Set task: Show all lines from the data that include the word "phone".
— START —
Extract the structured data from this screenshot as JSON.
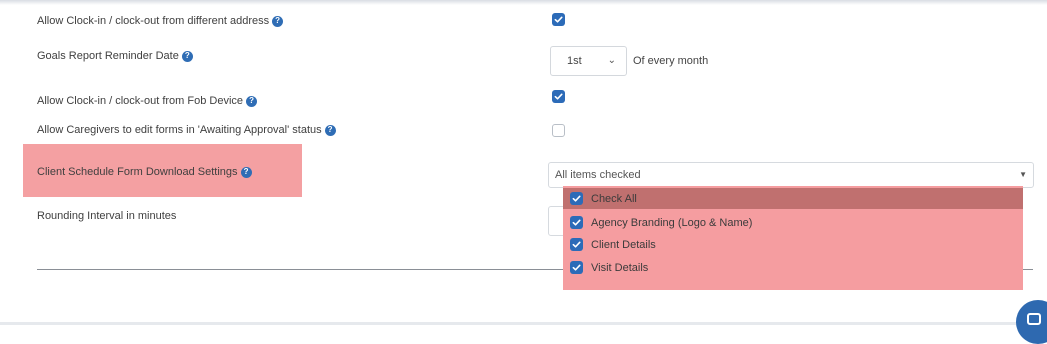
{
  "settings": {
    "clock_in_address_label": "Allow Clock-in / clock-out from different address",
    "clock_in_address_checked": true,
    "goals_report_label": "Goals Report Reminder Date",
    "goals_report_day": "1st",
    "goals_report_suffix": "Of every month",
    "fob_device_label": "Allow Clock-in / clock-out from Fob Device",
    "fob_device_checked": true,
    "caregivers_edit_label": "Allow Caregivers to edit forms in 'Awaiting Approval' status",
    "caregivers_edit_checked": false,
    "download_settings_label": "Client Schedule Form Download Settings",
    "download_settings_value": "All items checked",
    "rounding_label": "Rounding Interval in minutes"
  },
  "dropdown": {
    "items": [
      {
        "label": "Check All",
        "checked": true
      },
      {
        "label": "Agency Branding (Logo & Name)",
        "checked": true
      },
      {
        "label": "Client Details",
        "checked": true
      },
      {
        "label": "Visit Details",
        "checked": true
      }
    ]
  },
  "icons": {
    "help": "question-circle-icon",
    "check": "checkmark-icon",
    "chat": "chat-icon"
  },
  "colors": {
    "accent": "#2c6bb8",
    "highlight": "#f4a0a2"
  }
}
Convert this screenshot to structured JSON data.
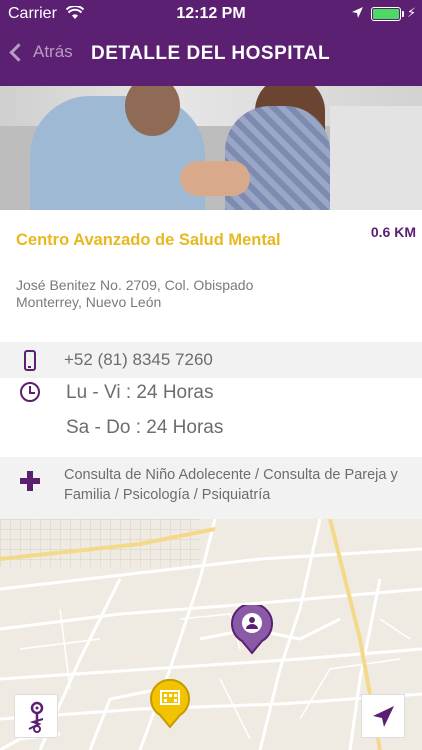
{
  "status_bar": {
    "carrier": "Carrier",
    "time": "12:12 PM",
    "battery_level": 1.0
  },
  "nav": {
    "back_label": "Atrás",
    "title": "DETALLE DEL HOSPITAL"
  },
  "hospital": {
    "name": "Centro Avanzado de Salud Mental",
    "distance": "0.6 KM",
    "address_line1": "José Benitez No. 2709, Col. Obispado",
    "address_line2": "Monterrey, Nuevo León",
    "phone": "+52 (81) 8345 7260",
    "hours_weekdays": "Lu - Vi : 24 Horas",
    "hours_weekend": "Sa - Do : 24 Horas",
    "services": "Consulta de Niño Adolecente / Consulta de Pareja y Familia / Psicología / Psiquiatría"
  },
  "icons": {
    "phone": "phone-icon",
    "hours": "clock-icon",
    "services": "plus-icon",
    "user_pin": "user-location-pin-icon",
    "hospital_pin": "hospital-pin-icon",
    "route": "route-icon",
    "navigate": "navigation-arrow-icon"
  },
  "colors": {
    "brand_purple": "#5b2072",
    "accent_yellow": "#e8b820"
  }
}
— END —
Solution to this problem:
    "phone": "+52 (81) 8345 7260",
    "phone": "phone-icon",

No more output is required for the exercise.